* Exercise:
For this exercise, repeat all of the material verbatim apart from its images.

Recorded data
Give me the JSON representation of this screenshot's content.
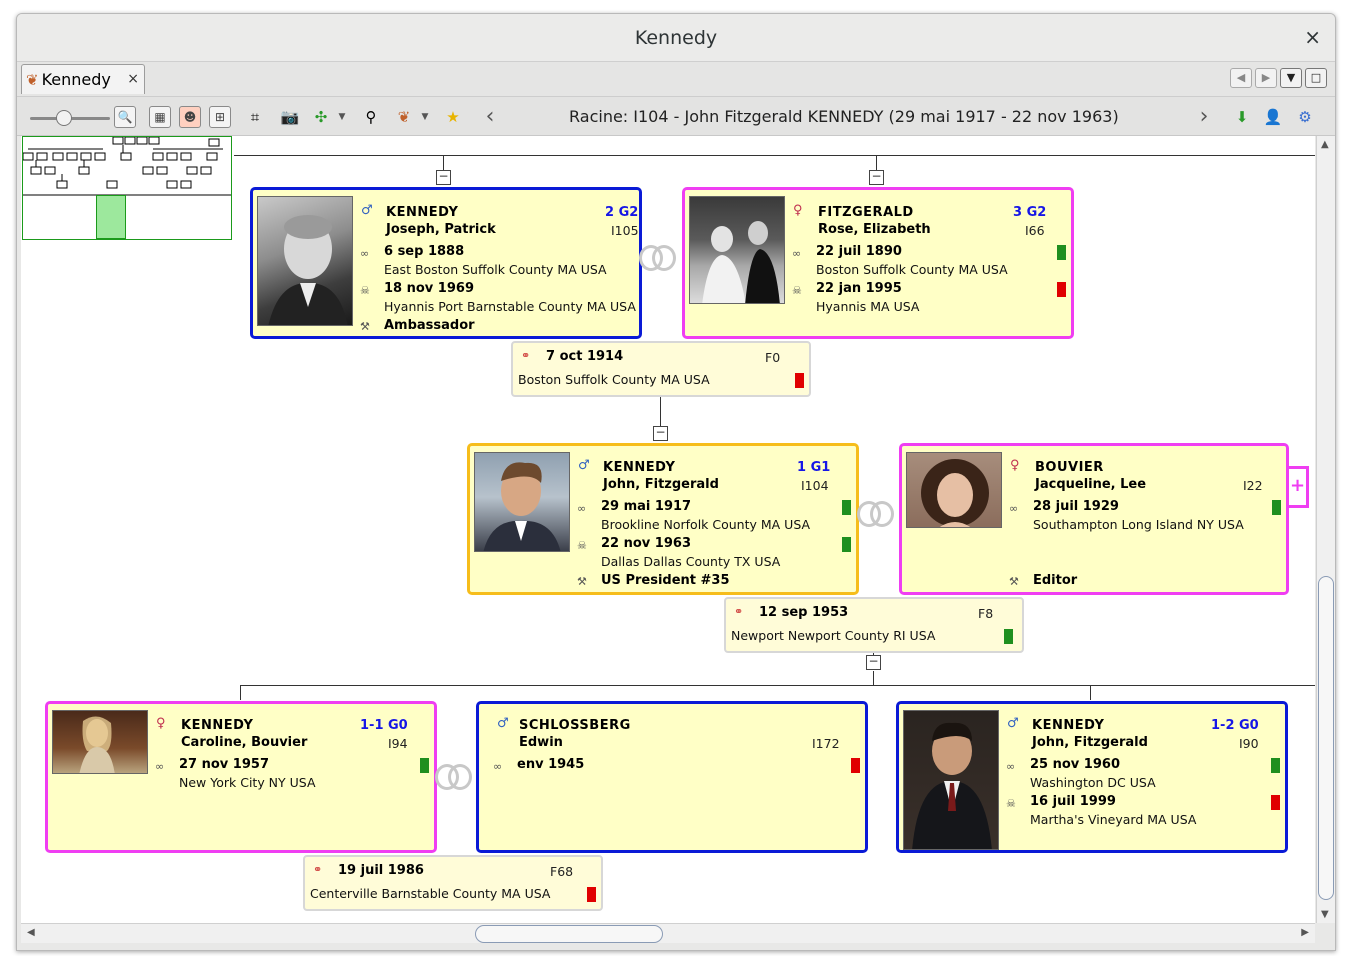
{
  "window": {
    "title": "Kennedy",
    "close": "×"
  },
  "tab": {
    "label": "Kennedy",
    "close": "×"
  },
  "toolbar": {
    "root_label": "Racine: I104 - John Fitzgerald KENNEDY (29 mai 1917 - 22 nov 1963)",
    "prev": "‹",
    "next": "›"
  },
  "people": {
    "father": {
      "surname": "KENNEDY",
      "given": "Joseph, Patrick",
      "gen": "2 G2",
      "id": "I105",
      "birth_date": "6 sep 1888",
      "birth_place": "East Boston Suffolk County MA USA",
      "death_date": "18 nov 1969",
      "death_place": "Hyannis Port Barnstable County MA USA",
      "occupation": "Ambassador"
    },
    "mother": {
      "surname": "FITZGERALD",
      "given": "Rose, Elizabeth",
      "gen": "3 G2",
      "id": "I66",
      "birth_date": "22 juil 1890",
      "birth_place": "Boston Suffolk County MA USA",
      "death_date": "22 jan 1995",
      "death_place": "Hyannis MA USA"
    },
    "root": {
      "surname": "KENNEDY",
      "given": "John, Fitzgerald",
      "gen": "1 G1",
      "id": "I104",
      "birth_date": "29 mai 1917",
      "birth_place": "Brookline Norfolk County MA USA",
      "death_date": "22 nov 1963",
      "death_place": "Dallas Dallas County TX USA",
      "occupation": "US President #35"
    },
    "spouse": {
      "surname": "BOUVIER",
      "given": "Jacqueline, Lee",
      "id": "I22",
      "birth_date": "28 juil 1929",
      "birth_place": "Southampton Long Island NY USA",
      "occupation": "Editor"
    },
    "child1": {
      "surname": "KENNEDY",
      "given": "Caroline, Bouvier",
      "gen": "1-1 G0",
      "id": "I94",
      "birth_date": "27 nov 1957",
      "birth_place": "New York City NY USA"
    },
    "child1_spouse": {
      "surname": "SCHLOSSBERG",
      "given": "Edwin",
      "id": "I172",
      "birth_date": "env 1945"
    },
    "child2": {
      "surname": "KENNEDY",
      "given": "John, Fitzgerald",
      "gen": "1-2 G0",
      "id": "I90",
      "birth_date": "25 nov 1960",
      "birth_place": "Washington DC USA",
      "death_date": "16 juil 1999",
      "death_place": "Martha's Vineyard MA USA"
    }
  },
  "families": {
    "f0": {
      "date": "7 oct 1914",
      "id": "F0",
      "place": "Boston Suffolk County MA USA"
    },
    "f8": {
      "date": "12 sep 1953",
      "id": "F8",
      "place": "Newport Newport County RI USA"
    },
    "f68": {
      "date": "19 juil 1986",
      "id": "F68",
      "place": "Centerville Barnstable County MA USA"
    }
  },
  "colors": {
    "male_border": "#0a1ad6",
    "female_border": "#ef3ef2",
    "root_border": "#f6bd1b",
    "card_bg": "#ffffc6",
    "flag_green": "#1f8f1f",
    "flag_red": "#e00000",
    "gen_text": "#1616e6"
  }
}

* Exercise solution:
Give me the JSON representation of this screenshot's content.
{
  "window": {
    "title": "Kennedy",
    "close": "×"
  },
  "tab": {
    "label": "Kennedy",
    "close": "×"
  },
  "toolbar": {
    "root_label": "Racine: I104 - John Fitzgerald KENNEDY (29 mai 1917 - 22 nov 1963)",
    "prev": "‹",
    "next": "›"
  },
  "people": {
    "father": {
      "surname": "KENNEDY",
      "given": "Joseph, Patrick",
      "gen": "2 G2",
      "id": "I105",
      "birth_date": "6 sep 1888",
      "birth_place": "East Boston Suffolk County MA USA",
      "death_date": "18 nov 1969",
      "death_place": "Hyannis Port Barnstable County MA USA",
      "occupation": "Ambassador"
    },
    "mother": {
      "surname": "FITZGERALD",
      "given": "Rose, Elizabeth",
      "gen": "3 G2",
      "id": "I66",
      "birth_date": "22 juil 1890",
      "birth_place": "Boston Suffolk County MA USA",
      "death_date": "22 jan 1995",
      "death_place": "Hyannis MA USA"
    },
    "root": {
      "surname": "KENNEDY",
      "given": "John, Fitzgerald",
      "gen": "1 G1",
      "id": "I104",
      "birth_date": "29 mai 1917",
      "birth_place": "Brookline Norfolk County MA USA",
      "death_date": "22 nov 1963",
      "death_place": "Dallas Dallas County TX USA",
      "occupation": "US President #35"
    },
    "spouse": {
      "surname": "BOUVIER",
      "given": "Jacqueline, Lee",
      "id": "I22",
      "birth_date": "28 juil 1929",
      "birth_place": "Southampton Long Island NY USA",
      "occupation": "Editor"
    },
    "child1": {
      "surname": "KENNEDY",
      "given": "Caroline, Bouvier",
      "gen": "1-1 G0",
      "id": "I94",
      "birth_date": "27 nov 1957",
      "birth_place": "New York City NY USA"
    },
    "child1_spouse": {
      "surname": "SCHLOSSBERG",
      "given": "Edwin",
      "id": "I172",
      "birth_date": "env 1945"
    },
    "child2": {
      "surname": "KENNEDY",
      "given": "John, Fitzgerald",
      "gen": "1-2 G0",
      "id": "I90",
      "birth_date": "25 nov 1960",
      "birth_place": "Washington DC USA",
      "death_date": "16 juil 1999",
      "death_place": "Martha's Vineyard MA USA"
    }
  },
  "families": {
    "f0": {
      "date": "7 oct 1914",
      "id": "F0",
      "place": "Boston Suffolk County MA USA"
    },
    "f8": {
      "date": "12 sep 1953",
      "id": "F8",
      "place": "Newport Newport County RI USA"
    },
    "f68": {
      "date": "19 juil 1986",
      "id": "F68",
      "place": "Centerville Barnstable County MA USA"
    }
  },
  "colors": {
    "male_border": "#0a1ad6",
    "female_border": "#ef3ef2",
    "root_border": "#f6bd1b",
    "card_bg": "#ffffc6",
    "flag_green": "#1f8f1f",
    "flag_red": "#e00000",
    "gen_text": "#1616e6"
  }
}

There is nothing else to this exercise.